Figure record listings
···

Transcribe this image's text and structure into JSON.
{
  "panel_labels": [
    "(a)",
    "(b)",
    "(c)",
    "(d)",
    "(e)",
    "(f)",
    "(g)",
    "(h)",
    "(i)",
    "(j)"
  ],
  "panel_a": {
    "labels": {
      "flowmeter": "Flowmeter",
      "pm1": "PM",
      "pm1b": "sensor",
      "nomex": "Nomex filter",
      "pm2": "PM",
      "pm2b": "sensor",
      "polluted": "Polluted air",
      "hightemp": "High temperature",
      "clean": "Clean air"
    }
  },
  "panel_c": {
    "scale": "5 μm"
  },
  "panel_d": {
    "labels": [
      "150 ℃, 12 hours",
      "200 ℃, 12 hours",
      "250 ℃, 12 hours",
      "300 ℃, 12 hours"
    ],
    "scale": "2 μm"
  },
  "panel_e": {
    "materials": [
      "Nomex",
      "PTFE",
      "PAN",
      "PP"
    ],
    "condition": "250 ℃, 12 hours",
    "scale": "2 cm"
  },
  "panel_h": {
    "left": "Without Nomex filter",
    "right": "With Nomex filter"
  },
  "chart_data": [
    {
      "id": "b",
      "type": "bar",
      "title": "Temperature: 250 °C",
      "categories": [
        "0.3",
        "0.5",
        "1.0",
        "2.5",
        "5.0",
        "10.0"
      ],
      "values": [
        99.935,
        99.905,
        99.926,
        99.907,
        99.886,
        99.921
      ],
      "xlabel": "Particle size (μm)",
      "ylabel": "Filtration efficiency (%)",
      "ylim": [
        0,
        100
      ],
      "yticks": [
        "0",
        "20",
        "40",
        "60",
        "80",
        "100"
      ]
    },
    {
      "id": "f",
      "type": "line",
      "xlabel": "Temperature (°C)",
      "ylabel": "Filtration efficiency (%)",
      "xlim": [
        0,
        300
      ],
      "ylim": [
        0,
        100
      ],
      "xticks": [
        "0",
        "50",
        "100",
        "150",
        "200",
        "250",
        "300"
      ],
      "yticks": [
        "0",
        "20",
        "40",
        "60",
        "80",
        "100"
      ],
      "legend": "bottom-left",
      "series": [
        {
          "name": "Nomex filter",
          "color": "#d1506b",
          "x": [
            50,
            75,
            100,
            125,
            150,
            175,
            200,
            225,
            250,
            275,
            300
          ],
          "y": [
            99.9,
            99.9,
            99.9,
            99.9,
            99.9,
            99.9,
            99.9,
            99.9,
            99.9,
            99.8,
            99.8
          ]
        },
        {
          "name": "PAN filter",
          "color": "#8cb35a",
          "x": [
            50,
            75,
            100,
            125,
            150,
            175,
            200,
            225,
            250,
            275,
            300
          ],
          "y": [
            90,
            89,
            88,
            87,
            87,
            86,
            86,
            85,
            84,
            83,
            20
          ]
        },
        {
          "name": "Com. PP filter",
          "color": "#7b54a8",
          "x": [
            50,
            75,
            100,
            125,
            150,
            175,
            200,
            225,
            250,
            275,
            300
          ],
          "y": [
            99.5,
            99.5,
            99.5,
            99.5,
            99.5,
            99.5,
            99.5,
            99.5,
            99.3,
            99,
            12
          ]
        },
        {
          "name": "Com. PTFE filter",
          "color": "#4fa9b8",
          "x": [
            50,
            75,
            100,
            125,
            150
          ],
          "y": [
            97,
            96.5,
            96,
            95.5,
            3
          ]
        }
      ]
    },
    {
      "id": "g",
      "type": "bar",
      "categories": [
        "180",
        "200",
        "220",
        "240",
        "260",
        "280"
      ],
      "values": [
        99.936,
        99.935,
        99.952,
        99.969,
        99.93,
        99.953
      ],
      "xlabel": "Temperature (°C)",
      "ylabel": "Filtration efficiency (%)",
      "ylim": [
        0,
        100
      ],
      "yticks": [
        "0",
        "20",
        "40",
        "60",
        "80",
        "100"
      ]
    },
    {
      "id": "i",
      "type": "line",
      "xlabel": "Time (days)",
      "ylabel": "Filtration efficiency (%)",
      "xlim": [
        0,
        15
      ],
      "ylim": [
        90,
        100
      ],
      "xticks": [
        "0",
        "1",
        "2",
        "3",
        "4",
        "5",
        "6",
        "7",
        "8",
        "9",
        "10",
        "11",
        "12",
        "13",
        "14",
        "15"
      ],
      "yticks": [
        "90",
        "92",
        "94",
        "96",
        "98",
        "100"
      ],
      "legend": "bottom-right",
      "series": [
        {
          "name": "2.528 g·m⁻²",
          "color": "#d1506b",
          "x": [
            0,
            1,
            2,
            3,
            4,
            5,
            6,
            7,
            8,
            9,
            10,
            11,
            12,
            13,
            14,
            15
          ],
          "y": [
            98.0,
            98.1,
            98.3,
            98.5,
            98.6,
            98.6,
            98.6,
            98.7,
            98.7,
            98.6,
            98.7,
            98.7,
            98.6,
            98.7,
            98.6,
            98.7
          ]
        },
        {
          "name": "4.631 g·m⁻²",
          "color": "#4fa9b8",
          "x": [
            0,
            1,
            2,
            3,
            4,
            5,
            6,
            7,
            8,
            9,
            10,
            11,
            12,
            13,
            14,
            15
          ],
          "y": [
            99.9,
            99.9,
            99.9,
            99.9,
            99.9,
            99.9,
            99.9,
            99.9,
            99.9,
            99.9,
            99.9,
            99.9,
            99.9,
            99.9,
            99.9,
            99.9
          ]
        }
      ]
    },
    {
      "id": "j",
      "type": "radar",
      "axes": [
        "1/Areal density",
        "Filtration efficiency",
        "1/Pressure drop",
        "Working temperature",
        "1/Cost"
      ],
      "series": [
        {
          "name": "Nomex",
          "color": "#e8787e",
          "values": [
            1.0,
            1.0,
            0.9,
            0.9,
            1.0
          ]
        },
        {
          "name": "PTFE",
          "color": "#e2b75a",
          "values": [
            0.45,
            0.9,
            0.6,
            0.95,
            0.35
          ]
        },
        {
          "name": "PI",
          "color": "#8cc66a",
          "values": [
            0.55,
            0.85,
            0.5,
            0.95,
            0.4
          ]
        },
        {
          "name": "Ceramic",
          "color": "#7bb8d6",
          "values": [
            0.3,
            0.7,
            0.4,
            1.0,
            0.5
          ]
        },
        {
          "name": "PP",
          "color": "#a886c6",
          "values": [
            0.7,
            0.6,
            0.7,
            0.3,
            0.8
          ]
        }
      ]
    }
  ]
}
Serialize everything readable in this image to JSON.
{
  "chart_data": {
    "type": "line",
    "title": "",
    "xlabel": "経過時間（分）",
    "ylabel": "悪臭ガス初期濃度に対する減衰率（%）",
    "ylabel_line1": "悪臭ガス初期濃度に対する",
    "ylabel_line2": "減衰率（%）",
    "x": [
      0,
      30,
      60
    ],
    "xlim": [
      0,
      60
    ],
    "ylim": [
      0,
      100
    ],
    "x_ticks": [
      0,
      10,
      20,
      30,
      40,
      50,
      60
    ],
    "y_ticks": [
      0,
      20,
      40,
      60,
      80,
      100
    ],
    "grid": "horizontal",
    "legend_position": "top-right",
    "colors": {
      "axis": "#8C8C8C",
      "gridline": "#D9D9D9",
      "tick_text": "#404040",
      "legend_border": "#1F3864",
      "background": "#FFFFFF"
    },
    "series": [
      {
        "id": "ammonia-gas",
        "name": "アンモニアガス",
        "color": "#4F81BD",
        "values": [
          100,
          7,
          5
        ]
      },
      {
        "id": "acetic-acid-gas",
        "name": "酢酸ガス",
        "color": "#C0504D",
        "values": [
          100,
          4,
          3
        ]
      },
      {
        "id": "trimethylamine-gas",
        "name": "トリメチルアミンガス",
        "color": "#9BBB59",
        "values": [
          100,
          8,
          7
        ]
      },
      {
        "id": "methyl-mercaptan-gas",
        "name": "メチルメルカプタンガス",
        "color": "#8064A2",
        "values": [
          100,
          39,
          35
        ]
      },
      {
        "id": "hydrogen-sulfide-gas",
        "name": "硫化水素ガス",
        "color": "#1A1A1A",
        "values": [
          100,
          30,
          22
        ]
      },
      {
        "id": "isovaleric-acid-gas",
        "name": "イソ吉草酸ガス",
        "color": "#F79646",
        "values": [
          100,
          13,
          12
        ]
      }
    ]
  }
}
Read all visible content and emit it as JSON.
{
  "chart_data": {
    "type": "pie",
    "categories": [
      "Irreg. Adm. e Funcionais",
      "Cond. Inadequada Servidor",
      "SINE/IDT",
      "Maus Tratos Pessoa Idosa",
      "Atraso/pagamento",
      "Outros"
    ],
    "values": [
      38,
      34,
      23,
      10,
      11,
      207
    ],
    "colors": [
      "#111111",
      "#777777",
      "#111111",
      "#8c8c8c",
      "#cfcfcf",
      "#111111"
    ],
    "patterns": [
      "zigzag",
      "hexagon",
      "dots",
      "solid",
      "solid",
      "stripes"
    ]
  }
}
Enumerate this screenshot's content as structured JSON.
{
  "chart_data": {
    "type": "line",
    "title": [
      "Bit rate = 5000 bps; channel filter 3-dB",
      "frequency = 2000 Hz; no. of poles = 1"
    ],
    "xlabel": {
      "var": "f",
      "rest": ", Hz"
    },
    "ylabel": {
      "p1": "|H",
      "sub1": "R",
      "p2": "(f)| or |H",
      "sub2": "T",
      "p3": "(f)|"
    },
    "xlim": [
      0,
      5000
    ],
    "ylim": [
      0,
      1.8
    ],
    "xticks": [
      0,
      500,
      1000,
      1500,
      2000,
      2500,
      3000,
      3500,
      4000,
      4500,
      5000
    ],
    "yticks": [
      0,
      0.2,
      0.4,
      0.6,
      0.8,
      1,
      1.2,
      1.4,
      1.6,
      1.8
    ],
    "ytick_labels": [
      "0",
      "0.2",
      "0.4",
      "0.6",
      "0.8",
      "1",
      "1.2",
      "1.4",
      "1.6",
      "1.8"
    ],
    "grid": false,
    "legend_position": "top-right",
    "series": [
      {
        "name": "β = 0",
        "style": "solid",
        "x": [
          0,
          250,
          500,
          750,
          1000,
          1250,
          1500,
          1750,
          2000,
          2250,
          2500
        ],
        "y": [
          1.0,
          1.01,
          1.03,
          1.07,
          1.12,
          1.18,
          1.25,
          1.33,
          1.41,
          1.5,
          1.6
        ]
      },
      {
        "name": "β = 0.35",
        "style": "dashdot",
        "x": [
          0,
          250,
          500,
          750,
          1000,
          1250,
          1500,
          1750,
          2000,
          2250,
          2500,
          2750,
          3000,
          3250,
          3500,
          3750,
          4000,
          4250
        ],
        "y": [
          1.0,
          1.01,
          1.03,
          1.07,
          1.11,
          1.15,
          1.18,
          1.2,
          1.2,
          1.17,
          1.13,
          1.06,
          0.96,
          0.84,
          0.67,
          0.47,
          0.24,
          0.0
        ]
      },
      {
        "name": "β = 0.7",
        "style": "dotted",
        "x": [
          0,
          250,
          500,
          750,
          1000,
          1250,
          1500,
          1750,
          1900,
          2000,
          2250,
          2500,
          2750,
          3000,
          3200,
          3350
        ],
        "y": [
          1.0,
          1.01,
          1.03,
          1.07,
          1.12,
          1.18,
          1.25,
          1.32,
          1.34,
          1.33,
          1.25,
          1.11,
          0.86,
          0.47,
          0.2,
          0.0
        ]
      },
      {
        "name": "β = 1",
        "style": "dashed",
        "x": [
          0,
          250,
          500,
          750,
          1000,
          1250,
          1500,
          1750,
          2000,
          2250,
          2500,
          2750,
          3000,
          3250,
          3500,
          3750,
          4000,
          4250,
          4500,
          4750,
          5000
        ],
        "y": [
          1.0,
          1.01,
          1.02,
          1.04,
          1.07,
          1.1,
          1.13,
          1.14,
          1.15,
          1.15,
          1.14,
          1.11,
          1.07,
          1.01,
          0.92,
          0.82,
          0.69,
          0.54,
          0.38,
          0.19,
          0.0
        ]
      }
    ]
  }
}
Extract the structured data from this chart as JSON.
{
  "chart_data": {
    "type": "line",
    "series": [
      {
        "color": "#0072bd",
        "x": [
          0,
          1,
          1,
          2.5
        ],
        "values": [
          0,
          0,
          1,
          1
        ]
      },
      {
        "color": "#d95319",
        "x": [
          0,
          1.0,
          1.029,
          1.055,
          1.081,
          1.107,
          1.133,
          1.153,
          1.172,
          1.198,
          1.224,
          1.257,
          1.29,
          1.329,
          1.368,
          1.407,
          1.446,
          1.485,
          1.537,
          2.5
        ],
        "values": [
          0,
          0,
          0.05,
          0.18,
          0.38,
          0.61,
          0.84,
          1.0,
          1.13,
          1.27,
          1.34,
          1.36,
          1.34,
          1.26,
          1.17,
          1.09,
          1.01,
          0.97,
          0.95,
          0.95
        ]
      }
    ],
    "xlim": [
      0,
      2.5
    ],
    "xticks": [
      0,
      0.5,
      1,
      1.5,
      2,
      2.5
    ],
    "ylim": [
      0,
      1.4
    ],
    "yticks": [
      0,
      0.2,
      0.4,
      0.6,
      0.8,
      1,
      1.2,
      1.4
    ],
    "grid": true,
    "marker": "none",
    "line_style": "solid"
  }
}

···

■ INSTRUCTION ■
Out of the material above, select every line that holds the string "Nomex".

■ RESULT OF THIS TASK ■
      "nomex": "Nomex filter",
      "Nomex",
    "left": "Without Nomex filter",
    "right": "With Nomex filter"
          "name": "Nomex filter",
          "name": "Nomex",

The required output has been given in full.